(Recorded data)

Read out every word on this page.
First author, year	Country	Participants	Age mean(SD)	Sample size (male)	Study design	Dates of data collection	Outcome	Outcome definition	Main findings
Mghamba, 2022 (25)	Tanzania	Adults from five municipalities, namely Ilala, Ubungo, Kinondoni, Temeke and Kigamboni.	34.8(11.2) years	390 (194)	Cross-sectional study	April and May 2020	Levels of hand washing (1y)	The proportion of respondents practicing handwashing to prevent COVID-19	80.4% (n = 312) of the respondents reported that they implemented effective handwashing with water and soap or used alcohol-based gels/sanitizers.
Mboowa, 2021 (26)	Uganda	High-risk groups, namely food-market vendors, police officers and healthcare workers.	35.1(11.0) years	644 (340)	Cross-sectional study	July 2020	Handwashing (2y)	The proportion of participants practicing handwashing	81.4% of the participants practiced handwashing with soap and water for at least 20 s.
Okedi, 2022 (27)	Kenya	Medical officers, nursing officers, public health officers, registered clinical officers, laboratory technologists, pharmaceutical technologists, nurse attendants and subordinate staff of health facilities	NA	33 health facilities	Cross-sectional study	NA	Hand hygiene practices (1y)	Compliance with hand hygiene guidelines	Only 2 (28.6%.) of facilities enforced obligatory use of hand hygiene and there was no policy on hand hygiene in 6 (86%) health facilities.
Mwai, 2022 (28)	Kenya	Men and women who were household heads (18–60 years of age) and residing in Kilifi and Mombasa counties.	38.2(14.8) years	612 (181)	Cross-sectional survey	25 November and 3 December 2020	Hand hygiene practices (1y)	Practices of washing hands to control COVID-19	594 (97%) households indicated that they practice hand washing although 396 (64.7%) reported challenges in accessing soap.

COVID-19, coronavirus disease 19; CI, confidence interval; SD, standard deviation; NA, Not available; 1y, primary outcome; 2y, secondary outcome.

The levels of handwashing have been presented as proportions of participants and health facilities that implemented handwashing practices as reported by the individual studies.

Your assignment
Once you have read the data, copy all of it out exactly.

Response to the exercise
Read out every word on this page.
First author, year	Country	Participants	Age mean(SD)	Sample size (male)	Study design	Dates of data collection	Outcome	Outcome definition	Main findings
Mghamba, 2022 (25)	Tanzania	Adults from five municipalities, namely Ilala, Ubungo, Kinondoni, Temeke and Kigamboni.	34.8(11.2) years	390 (194)	Cross-sectional study	April and May 2020	Levels of hand washing (1y)	The proportion of respondents practicing handwashing to prevent COVID-19	80.4% (n = 312) of the respondents reported that they implemented effective handwashing with water and soap or used alcohol-based gels/sanitizers.
Mboowa, 2021 (26)	Uganda	High-risk groups, namely food-market vendors, police officers and healthcare workers.	35.1(11.0) years	644 (340)	Cross-sectional study	July 2020	Handwashing (2y)	The proportion of participants practicing handwashing	81.4% of the participants practiced handwashing with soap and water for at least 20 s.
Okedi, 2022 (27)	Kenya	Medical officers, nursing officers, public health officers, registered clinical officers, laboratory technologists, pharmaceutical technologists, nurse attendants and subordinate staff of health facilities	NA	33 health facilities	Cross-sectional study	NA	Hand hygiene practices (1y)	Compliance with hand hygiene guidelines	Only 2 (28.6%.) of facilities enforced obligatory use of hand hygiene and there was no policy on hand hygiene in 6 (86%) health facilities.
Mwai, 2022 (28)	Kenya	Men and women who were household heads (18–60 years of age) and residing in Kilifi and Mombasa counties.	38.2(14.8) years	612 (181)	Cross-sectional survey	25 November and 3 December 2020	Hand hygiene practices (1y)	Practices of washing hands to control COVID-19	594 (97%) households indicated that they practice hand washing although 396 (64.7%) reported challenges in accessing soap.

COVID-19, coronavirus disease 19; CI, confidence interval; SD, standard deviation; NA, Not available; 1y, primary outcome; 2y, secondary outcome.

The levels of handwashing have been presented as proportions of participants and health facilities that implemented handwashing practices as reported by the individual studies.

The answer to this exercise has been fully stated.